## start Material

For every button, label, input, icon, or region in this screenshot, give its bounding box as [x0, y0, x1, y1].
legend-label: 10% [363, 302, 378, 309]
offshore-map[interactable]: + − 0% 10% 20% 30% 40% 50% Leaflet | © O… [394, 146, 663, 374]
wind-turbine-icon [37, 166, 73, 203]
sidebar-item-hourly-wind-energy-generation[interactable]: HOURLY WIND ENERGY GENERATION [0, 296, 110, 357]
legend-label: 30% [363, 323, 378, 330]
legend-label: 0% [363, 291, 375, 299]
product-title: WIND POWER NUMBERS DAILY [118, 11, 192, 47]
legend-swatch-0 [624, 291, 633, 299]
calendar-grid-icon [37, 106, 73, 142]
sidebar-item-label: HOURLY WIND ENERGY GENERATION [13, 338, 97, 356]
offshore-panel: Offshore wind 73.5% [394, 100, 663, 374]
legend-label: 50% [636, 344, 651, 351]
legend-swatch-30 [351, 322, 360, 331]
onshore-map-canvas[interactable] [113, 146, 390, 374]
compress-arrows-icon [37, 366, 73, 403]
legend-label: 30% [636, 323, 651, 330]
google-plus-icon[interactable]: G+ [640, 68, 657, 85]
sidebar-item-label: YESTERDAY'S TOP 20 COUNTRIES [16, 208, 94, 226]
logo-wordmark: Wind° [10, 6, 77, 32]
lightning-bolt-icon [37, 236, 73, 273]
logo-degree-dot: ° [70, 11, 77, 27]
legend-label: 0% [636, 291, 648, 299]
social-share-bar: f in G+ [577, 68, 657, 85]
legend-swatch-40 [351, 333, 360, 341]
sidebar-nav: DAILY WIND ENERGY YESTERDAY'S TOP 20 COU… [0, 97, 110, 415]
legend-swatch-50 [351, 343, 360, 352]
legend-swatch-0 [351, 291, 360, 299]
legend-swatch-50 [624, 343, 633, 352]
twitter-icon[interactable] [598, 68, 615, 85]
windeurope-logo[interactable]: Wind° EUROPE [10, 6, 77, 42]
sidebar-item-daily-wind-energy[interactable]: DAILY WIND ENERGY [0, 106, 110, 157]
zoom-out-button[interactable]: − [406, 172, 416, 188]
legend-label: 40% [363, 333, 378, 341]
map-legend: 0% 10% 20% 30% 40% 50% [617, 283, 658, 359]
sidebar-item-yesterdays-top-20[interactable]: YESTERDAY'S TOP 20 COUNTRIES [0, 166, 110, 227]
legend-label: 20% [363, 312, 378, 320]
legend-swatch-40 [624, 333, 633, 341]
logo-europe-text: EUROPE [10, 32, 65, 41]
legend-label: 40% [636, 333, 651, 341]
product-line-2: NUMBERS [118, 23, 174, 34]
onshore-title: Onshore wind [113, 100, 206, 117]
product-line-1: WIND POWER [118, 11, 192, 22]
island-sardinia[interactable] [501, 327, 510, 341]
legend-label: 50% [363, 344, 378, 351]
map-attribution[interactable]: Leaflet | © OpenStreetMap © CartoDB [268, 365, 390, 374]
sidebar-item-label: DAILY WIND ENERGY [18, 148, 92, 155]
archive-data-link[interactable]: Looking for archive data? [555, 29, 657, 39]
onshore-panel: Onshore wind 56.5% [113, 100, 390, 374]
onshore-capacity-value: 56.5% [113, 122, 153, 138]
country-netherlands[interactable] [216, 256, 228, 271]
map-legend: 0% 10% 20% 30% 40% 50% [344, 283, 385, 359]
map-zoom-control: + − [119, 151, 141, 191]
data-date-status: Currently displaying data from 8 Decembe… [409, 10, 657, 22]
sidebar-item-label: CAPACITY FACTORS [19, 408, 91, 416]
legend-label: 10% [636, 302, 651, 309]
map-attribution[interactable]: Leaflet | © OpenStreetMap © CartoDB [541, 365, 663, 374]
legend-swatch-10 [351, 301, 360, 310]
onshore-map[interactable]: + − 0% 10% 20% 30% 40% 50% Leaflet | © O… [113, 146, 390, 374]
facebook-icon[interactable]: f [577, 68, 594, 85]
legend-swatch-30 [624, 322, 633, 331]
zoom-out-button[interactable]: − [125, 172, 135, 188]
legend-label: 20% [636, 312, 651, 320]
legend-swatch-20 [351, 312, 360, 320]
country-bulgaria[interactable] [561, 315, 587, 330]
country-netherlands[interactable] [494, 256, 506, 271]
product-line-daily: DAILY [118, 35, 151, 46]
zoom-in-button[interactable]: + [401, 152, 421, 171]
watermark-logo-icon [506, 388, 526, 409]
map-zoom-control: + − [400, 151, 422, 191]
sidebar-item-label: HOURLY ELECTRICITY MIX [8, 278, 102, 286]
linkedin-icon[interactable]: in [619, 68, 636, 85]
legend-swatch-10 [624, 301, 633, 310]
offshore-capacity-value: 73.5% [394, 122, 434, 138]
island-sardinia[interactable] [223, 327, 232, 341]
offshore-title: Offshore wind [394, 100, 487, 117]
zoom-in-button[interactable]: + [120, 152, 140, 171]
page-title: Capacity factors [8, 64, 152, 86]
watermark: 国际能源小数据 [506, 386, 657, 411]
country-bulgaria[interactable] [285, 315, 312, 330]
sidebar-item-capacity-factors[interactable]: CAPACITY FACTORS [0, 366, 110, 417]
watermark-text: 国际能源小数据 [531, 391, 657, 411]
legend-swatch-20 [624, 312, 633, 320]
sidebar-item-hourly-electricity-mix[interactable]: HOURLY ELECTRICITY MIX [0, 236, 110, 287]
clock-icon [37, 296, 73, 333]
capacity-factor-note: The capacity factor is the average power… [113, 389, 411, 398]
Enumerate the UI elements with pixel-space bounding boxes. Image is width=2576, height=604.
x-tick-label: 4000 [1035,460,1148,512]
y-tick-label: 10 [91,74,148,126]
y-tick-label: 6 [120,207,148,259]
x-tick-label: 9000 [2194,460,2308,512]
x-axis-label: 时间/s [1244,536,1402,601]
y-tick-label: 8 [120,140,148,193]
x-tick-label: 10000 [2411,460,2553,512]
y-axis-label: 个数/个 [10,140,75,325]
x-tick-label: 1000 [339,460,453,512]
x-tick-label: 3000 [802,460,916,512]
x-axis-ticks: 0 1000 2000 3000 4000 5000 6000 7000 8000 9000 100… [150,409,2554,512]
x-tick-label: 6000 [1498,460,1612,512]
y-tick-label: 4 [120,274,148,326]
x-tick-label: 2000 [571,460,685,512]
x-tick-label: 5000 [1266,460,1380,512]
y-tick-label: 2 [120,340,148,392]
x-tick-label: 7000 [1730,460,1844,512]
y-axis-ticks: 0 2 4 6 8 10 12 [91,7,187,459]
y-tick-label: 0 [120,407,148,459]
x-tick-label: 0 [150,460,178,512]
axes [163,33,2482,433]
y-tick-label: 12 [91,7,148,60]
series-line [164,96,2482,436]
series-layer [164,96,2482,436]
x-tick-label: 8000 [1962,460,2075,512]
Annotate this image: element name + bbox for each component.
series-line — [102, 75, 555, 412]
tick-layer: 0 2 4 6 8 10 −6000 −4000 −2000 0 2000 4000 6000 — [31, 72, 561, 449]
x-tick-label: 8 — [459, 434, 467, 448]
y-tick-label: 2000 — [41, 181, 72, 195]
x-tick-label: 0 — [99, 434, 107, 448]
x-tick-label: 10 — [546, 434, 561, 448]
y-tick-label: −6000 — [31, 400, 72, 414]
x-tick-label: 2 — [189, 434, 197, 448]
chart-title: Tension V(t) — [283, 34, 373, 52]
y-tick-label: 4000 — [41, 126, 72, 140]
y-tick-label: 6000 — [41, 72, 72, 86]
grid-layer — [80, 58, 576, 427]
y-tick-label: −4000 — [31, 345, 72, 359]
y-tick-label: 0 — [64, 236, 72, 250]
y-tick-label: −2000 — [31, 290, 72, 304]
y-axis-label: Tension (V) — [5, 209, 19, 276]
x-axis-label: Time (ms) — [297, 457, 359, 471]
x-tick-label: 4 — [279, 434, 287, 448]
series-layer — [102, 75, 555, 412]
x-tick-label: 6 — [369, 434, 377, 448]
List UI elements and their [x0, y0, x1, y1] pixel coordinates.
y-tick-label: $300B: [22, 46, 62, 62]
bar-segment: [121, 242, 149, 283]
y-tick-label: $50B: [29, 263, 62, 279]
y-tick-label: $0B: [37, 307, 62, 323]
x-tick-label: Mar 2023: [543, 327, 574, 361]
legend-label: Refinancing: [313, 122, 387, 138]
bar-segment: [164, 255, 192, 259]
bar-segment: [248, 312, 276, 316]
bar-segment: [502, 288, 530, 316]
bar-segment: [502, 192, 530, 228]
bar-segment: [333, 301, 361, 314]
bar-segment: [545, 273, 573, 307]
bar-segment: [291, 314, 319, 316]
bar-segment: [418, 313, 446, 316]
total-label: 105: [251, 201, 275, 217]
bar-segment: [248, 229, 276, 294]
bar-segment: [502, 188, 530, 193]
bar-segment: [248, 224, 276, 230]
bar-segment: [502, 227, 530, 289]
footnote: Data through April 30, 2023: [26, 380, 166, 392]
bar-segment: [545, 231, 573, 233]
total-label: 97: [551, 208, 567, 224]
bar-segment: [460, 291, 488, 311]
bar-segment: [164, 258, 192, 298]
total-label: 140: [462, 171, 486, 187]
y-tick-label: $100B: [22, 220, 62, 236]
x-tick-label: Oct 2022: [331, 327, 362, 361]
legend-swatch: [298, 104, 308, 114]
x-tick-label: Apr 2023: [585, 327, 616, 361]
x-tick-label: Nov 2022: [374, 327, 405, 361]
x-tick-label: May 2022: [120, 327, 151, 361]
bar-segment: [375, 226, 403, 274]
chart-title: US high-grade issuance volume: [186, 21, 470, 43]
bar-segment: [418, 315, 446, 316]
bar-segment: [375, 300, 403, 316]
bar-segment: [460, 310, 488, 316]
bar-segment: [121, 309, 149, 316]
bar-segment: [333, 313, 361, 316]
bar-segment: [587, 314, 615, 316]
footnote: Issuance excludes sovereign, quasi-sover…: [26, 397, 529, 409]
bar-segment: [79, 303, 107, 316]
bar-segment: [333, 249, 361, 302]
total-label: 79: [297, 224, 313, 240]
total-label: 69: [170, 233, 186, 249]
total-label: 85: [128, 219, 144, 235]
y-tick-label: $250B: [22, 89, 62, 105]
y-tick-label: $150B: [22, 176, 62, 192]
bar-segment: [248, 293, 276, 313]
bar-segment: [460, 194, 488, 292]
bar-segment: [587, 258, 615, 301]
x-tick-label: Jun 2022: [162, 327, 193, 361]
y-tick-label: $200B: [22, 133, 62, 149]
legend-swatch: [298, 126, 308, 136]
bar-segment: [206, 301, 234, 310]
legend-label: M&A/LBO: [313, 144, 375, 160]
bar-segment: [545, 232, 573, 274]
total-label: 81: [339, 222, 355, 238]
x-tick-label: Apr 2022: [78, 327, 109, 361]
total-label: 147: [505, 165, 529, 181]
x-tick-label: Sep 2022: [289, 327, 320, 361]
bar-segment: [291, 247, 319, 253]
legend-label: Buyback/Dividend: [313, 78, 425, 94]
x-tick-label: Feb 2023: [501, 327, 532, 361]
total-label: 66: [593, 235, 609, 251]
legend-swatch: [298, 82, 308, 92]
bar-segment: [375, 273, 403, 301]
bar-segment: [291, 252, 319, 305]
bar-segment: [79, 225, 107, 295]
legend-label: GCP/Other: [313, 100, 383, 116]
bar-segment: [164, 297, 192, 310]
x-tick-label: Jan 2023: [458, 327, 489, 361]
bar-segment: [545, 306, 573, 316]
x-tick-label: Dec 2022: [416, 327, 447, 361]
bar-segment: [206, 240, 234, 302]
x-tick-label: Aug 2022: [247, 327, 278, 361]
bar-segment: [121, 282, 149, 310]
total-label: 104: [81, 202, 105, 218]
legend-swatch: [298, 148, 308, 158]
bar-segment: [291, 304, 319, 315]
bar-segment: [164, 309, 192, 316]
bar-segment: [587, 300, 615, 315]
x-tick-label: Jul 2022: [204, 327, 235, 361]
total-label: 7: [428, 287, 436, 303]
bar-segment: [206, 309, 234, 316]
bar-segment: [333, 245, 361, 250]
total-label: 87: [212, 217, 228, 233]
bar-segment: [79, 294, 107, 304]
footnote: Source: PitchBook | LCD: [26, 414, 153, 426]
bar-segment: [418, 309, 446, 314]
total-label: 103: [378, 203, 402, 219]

## end Material

### [What is required]
In the lines from the start of the listing through the one containing "legend-swatch-40 [351, 333, 360, 341]", inclusive, rename "legend-label" to "legend-caption" and leave everything else unchanged. Return only those lines.

### [Output below]
For every button, label, input, icon, or region in this screenshot, give its bounding box as [x0, y0, x1, y1].
legend-caption: 10% [363, 302, 378, 309]
offshore-map[interactable]: + − 0% 10% 20% 30% 40% 50% Leaflet | © O… [394, 146, 663, 374]
wind-turbine-icon [37, 166, 73, 203]
sidebar-item-hourly-wind-energy-generation[interactable]: HOURLY WIND ENERGY GENERATION [0, 296, 110, 357]
legend-caption: 30% [363, 323, 378, 330]
legend-caption: 0% [363, 291, 375, 299]
product-title: WIND POWER NUMBERS DAILY [118, 11, 192, 47]
legend-swatch-0 [624, 291, 633, 299]
calendar-grid-icon [37, 106, 73, 142]
sidebar-item-label: HOURLY WIND ENERGY GENERATION [13, 338, 97, 356]
offshore-panel: Offshore wind 73.5% [394, 100, 663, 374]
legend-caption: 50% [636, 344, 651, 351]
legend-swatch-30 [351, 322, 360, 331]
onshore-map-canvas[interactable] [113, 146, 390, 374]
compress-arrows-icon [37, 366, 73, 403]
legend-caption: 30% [636, 323, 651, 330]
google-plus-icon[interactable]: G+ [640, 68, 657, 85]
sidebar-item-label: YESTERDAY'S TOP 20 COUNTRIES [16, 208, 94, 226]
logo-wordmark: Wind° [10, 6, 77, 32]
lightning-bolt-icon [37, 236, 73, 273]
logo-degree-dot: ° [70, 11, 77, 27]
legend-caption: 0% [636, 291, 648, 299]
social-share-bar: f in G+ [577, 68, 657, 85]
legend-swatch-40 [351, 333, 360, 341]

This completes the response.